Data items:
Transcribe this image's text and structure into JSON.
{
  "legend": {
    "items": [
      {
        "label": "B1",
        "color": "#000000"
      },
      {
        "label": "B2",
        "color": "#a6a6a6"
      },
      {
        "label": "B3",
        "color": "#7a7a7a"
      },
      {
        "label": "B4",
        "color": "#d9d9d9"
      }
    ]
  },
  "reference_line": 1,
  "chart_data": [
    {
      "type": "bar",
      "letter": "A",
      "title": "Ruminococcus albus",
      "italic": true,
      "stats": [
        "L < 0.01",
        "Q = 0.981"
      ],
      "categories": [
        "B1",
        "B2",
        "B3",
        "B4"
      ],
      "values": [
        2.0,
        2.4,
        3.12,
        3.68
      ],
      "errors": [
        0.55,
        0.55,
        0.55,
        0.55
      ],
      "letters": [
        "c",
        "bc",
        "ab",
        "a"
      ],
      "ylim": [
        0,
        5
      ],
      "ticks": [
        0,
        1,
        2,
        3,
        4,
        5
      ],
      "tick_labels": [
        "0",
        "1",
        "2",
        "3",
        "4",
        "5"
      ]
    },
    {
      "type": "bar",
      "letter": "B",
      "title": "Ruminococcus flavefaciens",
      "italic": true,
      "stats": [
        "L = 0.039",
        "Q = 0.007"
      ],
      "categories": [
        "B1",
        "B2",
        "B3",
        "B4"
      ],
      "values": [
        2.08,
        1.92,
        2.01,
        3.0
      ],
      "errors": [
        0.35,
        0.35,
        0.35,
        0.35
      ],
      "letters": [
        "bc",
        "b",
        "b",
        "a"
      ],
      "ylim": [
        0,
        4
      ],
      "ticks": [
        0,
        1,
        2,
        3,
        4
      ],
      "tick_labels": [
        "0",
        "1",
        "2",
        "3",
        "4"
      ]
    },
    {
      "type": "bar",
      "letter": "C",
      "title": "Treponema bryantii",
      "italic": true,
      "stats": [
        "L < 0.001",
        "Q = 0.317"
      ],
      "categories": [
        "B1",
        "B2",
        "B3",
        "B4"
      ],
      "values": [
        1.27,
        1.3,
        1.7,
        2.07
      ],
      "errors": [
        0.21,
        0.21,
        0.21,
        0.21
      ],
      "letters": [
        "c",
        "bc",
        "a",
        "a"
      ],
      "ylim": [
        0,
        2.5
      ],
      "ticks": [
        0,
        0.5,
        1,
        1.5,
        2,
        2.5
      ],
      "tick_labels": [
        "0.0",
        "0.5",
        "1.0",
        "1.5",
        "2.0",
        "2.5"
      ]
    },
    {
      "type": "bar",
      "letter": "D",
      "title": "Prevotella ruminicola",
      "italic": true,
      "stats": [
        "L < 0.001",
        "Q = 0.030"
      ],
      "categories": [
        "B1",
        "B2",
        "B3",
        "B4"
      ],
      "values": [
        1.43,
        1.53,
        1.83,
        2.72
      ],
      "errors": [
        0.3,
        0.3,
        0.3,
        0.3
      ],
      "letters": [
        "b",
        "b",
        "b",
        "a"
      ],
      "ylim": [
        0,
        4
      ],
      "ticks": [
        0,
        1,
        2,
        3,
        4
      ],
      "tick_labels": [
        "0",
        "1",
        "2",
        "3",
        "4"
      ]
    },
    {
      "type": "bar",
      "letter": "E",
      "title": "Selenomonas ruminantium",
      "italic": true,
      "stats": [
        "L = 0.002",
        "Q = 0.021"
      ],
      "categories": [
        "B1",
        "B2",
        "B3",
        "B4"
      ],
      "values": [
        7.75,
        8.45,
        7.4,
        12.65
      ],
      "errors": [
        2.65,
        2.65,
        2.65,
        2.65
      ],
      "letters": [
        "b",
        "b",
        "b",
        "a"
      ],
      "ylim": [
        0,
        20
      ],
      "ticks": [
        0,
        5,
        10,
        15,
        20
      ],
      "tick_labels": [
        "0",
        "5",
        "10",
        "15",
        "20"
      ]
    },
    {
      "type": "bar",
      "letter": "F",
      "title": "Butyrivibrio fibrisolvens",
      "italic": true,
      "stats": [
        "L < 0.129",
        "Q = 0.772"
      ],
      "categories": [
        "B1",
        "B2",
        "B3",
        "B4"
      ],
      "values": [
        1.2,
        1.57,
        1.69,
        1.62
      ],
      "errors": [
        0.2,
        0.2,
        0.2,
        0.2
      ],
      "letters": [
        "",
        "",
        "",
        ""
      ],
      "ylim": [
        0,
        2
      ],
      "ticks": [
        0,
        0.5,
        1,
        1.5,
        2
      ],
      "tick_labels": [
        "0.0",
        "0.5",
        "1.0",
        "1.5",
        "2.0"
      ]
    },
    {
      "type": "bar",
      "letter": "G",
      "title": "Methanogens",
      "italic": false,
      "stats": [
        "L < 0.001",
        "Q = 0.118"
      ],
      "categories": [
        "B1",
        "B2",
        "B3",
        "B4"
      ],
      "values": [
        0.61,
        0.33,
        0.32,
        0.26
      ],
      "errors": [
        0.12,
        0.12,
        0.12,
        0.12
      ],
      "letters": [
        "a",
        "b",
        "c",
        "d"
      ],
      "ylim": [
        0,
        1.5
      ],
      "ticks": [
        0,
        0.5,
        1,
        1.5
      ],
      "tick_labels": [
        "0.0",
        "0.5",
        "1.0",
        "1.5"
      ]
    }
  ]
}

▸ **The exercise**
Return the material exactly as it stands.

▸ **Full answer**
Transcribe this image's text and structure into JSON.
{
  "legend": {
    "items": [
      {
        "label": "B1",
        "color": "#000000"
      },
      {
        "label": "B2",
        "color": "#a6a6a6"
      },
      {
        "label": "B3",
        "color": "#7a7a7a"
      },
      {
        "label": "B4",
        "color": "#d9d9d9"
      }
    ]
  },
  "reference_line": 1,
  "chart_data": [
    {
      "type": "bar",
      "letter": "A",
      "title": "Ruminococcus albus",
      "italic": true,
      "stats": [
        "L < 0.01",
        "Q = 0.981"
      ],
      "categories": [
        "B1",
        "B2",
        "B3",
        "B4"
      ],
      "values": [
        2.0,
        2.4,
        3.12,
        3.68
      ],
      "errors": [
        0.55,
        0.55,
        0.55,
        0.55
      ],
      "letters": [
        "c",
        "bc",
        "ab",
        "a"
      ],
      "ylim": [
        0,
        5
      ],
      "ticks": [
        0,
        1,
        2,
        3,
        4,
        5
      ],
      "tick_labels": [
        "0",
        "1",
        "2",
        "3",
        "4",
        "5"
      ]
    },
    {
      "type": "bar",
      "letter": "B",
      "title": "Ruminococcus flavefaciens",
      "italic": true,
      "stats": [
        "L = 0.039",
        "Q = 0.007"
      ],
      "categories": [
        "B1",
        "B2",
        "B3",
        "B4"
      ],
      "values": [
        2.08,
        1.92,
        2.01,
        3.0
      ],
      "errors": [
        0.35,
        0.35,
        0.35,
        0.35
      ],
      "letters": [
        "bc",
        "b",
        "b",
        "a"
      ],
      "ylim": [
        0,
        4
      ],
      "ticks": [
        0,
        1,
        2,
        3,
        4
      ],
      "tick_labels": [
        "0",
        "1",
        "2",
        "3",
        "4"
      ]
    },
    {
      "type": "bar",
      "letter": "C",
      "title": "Treponema bryantii",
      "italic": true,
      "stats": [
        "L < 0.001",
        "Q = 0.317"
      ],
      "categories": [
        "B1",
        "B2",
        "B3",
        "B4"
      ],
      "values": [
        1.27,
        1.3,
        1.7,
        2.07
      ],
      "errors": [
        0.21,
        0.21,
        0.21,
        0.21
      ],
      "letters": [
        "c",
        "bc",
        "a",
        "a"
      ],
      "ylim": [
        0,
        2.5
      ],
      "ticks": [
        0,
        0.5,
        1,
        1.5,
        2,
        2.5
      ],
      "tick_labels": [
        "0.0",
        "0.5",
        "1.0",
        "1.5",
        "2.0",
        "2.5"
      ]
    },
    {
      "type": "bar",
      "letter": "D",
      "title": "Prevotella ruminicola",
      "italic": true,
      "stats": [
        "L < 0.001",
        "Q = 0.030"
      ],
      "categories": [
        "B1",
        "B2",
        "B3",
        "B4"
      ],
      "values": [
        1.43,
        1.53,
        1.83,
        2.72
      ],
      "errors": [
        0.3,
        0.3,
        0.3,
        0.3
      ],
      "letters": [
        "b",
        "b",
        "b",
        "a"
      ],
      "ylim": [
        0,
        4
      ],
      "ticks": [
        0,
        1,
        2,
        3,
        4
      ],
      "tick_labels": [
        "0",
        "1",
        "2",
        "3",
        "4"
      ]
    },
    {
      "type": "bar",
      "letter": "E",
      "title": "Selenomonas ruminantium",
      "italic": true,
      "stats": [
        "L = 0.002",
        "Q = 0.021"
      ],
      "categories": [
        "B1",
        "B2",
        "B3",
        "B4"
      ],
      "values": [
        7.75,
        8.45,
        7.4,
        12.65
      ],
      "errors": [
        2.65,
        2.65,
        2.65,
        2.65
      ],
      "letters": [
        "b",
        "b",
        "b",
        "a"
      ],
      "ylim": [
        0,
        20
      ],
      "ticks": [
        0,
        5,
        10,
        15,
        20
      ],
      "tick_labels": [
        "0",
        "5",
        "10",
        "15",
        "20"
      ]
    },
    {
      "type": "bar",
      "letter": "F",
      "title": "Butyrivibrio fibrisolvens",
      "italic": true,
      "stats": [
        "L < 0.129",
        "Q = 0.772"
      ],
      "categories": [
        "B1",
        "B2",
        "B3",
        "B4"
      ],
      "values": [
        1.2,
        1.57,
        1.69,
        1.62
      ],
      "errors": [
        0.2,
        0.2,
        0.2,
        0.2
      ],
      "letters": [
        "",
        "",
        "",
        ""
      ],
      "ylim": [
        0,
        2
      ],
      "ticks": [
        0,
        0.5,
        1,
        1.5,
        2
      ],
      "tick_labels": [
        "0.0",
        "0.5",
        "1.0",
        "1.5",
        "2.0"
      ]
    },
    {
      "type": "bar",
      "letter": "G",
      "title": "Methanogens",
      "italic": false,
      "stats": [
        "L < 0.001",
        "Q = 0.118"
      ],
      "categories": [
        "B1",
        "B2",
        "B3",
        "B4"
      ],
      "values": [
        0.61,
        0.33,
        0.32,
        0.26
      ],
      "errors": [
        0.12,
        0.12,
        0.12,
        0.12
      ],
      "letters": [
        "a",
        "b",
        "c",
        "d"
      ],
      "ylim": [
        0,
        1.5
      ],
      "ticks": [
        0,
        0.5,
        1,
        1.5
      ],
      "tick_labels": [
        "0.0",
        "0.5",
        "1.0",
        "1.5"
      ]
    }
  ]
}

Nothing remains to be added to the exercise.